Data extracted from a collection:
◆ ◆ ◆
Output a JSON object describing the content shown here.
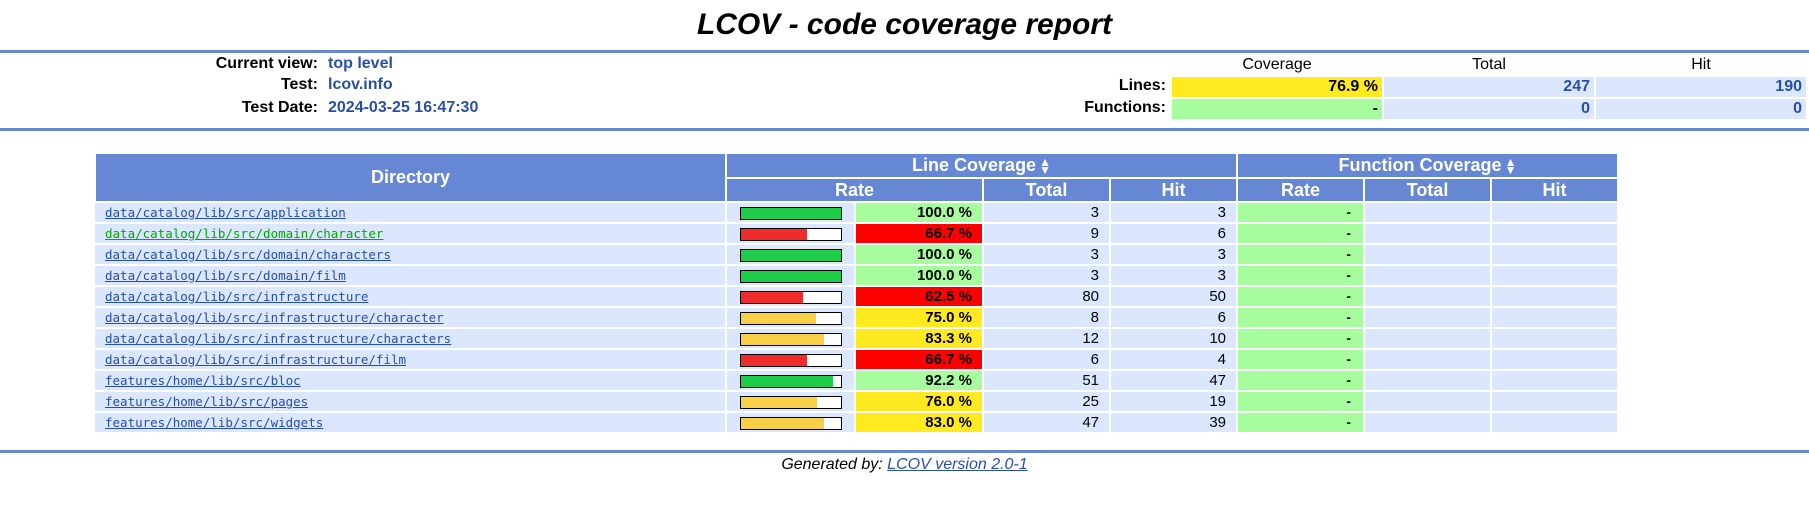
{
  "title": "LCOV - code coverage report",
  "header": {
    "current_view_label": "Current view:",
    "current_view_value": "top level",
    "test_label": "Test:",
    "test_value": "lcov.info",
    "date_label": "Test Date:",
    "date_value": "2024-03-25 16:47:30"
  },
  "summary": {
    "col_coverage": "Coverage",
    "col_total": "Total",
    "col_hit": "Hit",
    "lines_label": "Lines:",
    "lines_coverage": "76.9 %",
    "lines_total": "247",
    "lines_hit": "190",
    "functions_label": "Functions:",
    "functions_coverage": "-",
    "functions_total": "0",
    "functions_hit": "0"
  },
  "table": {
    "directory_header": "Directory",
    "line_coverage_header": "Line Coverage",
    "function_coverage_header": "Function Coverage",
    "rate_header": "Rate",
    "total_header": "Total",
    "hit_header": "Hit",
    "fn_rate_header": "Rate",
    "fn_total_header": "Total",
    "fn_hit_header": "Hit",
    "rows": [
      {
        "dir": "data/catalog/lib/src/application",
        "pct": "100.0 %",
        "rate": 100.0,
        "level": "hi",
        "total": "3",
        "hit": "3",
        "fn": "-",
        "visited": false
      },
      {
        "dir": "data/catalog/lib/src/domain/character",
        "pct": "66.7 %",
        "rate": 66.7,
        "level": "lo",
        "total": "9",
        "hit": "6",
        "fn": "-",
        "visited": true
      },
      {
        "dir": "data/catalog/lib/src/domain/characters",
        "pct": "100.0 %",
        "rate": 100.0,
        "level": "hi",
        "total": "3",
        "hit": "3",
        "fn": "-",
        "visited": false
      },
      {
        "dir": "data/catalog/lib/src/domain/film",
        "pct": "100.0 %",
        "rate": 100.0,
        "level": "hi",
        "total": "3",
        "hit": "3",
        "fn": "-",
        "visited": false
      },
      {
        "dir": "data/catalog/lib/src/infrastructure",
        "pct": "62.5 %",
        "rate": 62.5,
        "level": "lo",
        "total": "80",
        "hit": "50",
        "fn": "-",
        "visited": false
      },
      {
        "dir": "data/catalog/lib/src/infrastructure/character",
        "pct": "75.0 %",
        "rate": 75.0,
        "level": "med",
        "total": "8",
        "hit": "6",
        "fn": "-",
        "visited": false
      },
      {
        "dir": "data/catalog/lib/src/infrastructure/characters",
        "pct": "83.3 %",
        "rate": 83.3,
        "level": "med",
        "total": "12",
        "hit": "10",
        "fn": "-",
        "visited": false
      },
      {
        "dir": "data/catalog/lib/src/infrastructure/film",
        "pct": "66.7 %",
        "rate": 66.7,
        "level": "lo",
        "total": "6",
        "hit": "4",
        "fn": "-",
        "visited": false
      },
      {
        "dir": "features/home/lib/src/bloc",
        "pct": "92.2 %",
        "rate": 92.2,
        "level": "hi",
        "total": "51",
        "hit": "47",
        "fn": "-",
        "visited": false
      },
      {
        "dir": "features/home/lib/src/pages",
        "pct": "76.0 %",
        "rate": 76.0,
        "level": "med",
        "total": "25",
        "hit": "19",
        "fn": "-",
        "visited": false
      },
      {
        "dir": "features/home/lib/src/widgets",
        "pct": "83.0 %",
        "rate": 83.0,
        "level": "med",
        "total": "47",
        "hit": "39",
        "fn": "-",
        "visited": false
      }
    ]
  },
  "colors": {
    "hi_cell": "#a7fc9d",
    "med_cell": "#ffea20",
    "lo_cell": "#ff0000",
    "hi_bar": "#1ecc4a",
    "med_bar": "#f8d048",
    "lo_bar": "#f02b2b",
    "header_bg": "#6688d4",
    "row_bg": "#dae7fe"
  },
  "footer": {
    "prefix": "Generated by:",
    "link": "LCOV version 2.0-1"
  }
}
◆ ◆ ◆
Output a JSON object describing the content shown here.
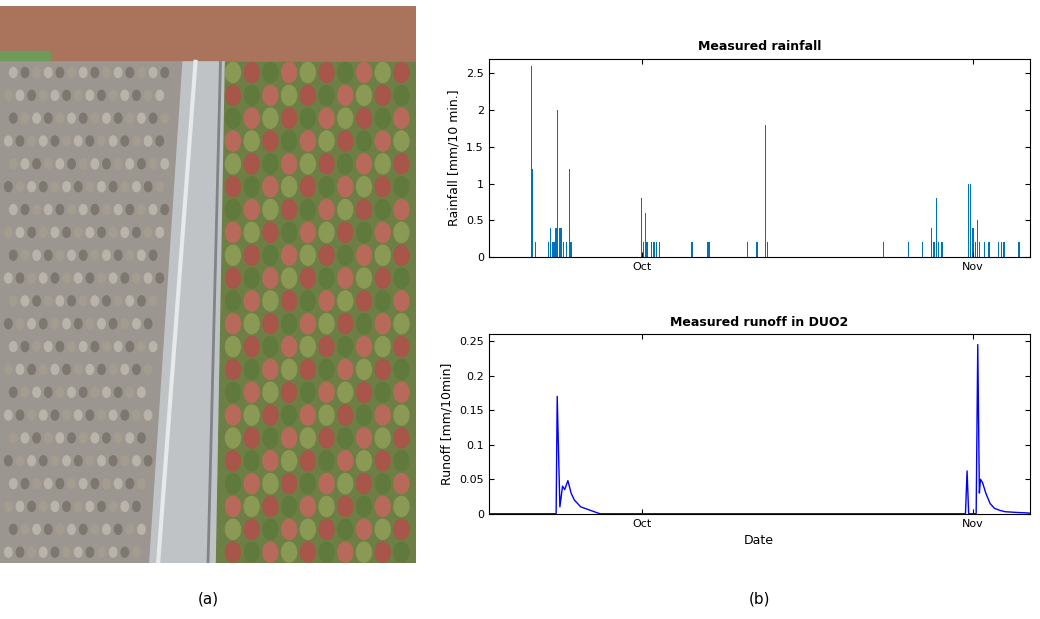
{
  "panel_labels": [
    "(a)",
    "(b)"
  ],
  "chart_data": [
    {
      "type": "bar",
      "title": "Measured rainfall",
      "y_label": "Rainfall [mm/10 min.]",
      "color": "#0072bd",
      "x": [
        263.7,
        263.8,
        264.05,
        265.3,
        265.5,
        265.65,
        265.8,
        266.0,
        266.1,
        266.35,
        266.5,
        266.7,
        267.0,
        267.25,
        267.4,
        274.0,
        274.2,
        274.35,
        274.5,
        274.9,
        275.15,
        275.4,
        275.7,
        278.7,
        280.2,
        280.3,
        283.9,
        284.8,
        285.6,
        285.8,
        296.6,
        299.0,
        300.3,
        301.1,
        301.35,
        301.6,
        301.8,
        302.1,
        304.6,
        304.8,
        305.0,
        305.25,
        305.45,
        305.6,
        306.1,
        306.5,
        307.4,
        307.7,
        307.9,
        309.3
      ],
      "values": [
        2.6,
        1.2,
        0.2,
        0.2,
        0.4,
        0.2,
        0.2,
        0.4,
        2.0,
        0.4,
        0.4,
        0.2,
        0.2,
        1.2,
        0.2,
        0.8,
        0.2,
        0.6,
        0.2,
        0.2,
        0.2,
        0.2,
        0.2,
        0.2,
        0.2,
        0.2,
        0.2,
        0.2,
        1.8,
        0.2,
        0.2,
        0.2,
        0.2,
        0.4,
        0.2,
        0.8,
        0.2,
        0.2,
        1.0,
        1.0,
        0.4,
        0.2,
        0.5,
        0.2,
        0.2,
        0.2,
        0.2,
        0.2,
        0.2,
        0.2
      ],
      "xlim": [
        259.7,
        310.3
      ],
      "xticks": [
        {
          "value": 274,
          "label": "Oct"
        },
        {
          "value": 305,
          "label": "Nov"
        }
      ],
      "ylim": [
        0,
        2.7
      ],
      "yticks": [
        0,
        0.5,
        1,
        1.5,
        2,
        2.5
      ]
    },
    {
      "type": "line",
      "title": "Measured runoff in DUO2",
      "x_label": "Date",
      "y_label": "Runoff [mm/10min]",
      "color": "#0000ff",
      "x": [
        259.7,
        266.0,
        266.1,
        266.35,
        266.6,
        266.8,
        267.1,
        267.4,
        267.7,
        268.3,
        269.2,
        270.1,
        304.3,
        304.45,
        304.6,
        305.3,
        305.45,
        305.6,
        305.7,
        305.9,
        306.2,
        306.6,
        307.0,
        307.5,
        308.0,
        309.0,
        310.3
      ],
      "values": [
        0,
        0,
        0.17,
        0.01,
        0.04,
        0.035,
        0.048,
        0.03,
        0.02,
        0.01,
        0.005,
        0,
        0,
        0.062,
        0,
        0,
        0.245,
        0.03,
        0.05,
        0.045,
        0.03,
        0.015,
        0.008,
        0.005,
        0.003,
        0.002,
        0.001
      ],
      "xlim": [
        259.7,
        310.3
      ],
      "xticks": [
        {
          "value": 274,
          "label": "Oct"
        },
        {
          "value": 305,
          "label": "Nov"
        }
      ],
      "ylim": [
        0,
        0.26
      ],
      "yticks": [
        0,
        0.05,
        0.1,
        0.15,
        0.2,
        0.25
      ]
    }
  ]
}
◆ ◆ ◆
Look through the records and gather every line containing "title".

  "title": "LCOV - code coverage report",
      "title": "Measured rainfall",
      "title": "Measured runoff in DUO2",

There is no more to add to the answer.